### To do
Please transcribe the data that follows, keeping every line exact.

### Provided entries
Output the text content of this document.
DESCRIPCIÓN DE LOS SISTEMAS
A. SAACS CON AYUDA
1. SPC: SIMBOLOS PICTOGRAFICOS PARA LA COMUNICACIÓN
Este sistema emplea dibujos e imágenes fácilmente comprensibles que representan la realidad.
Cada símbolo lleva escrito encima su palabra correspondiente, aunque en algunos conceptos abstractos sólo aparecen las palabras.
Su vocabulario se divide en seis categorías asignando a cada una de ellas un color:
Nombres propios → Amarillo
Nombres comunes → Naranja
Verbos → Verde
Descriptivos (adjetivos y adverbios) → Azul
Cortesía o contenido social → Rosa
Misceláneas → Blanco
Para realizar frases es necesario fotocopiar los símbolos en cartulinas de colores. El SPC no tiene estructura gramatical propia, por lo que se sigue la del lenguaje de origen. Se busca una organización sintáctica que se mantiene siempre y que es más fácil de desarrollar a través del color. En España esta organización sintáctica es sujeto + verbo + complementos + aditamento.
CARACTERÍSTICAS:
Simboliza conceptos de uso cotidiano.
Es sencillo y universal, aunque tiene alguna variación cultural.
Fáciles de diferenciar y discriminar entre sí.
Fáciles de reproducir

### Solved problem
Output the text content of this document.
DESCRIPCIÓN DE LOS SISTEMAS
A. SAACS CON AYUDA
1. SPC: SIMBOLOS PICTOGRAFICOS PARA LA COMUNICACIÓN
Este sistema emplea dibujos e imágenes fácilmente comprensibles que representan la realidad.
Cada símbolo lleva escrito encima su palabra correspondiente, aunque en algunos conceptos abstractos sólo aparecen las palabras.
Su vocabulario se divide en seis categorías asignando a cada una de ellas un color:
Nombres propios → Amarillo
Nombres comunes → Naranja
Verbos → Verde
Descriptivos (adjetivos y adverbios) → Azul
Cortesía o contenido social → Rosa
Misceláneas → Blanco
Para realizar frases es necesario fotocopiar los símbolos en cartulinas de colores. El SPC no tiene estructura gramatical propia, por lo que se sigue la del lenguaje de origen. Se busca una organización sintáctica que se mantiene siempre y que es más fácil de desarrollar a través del color. En España esta organización sintáctica es sujeto + verbo + complementos + aditamento.
CARACTERÍSTICAS:
Simboliza conceptos de uso cotidiano.
Es sencillo y universal, aunque tiene alguna variación cultural.
Fáciles de diferenciar y discriminar entre sí.
Fáciles de reproducir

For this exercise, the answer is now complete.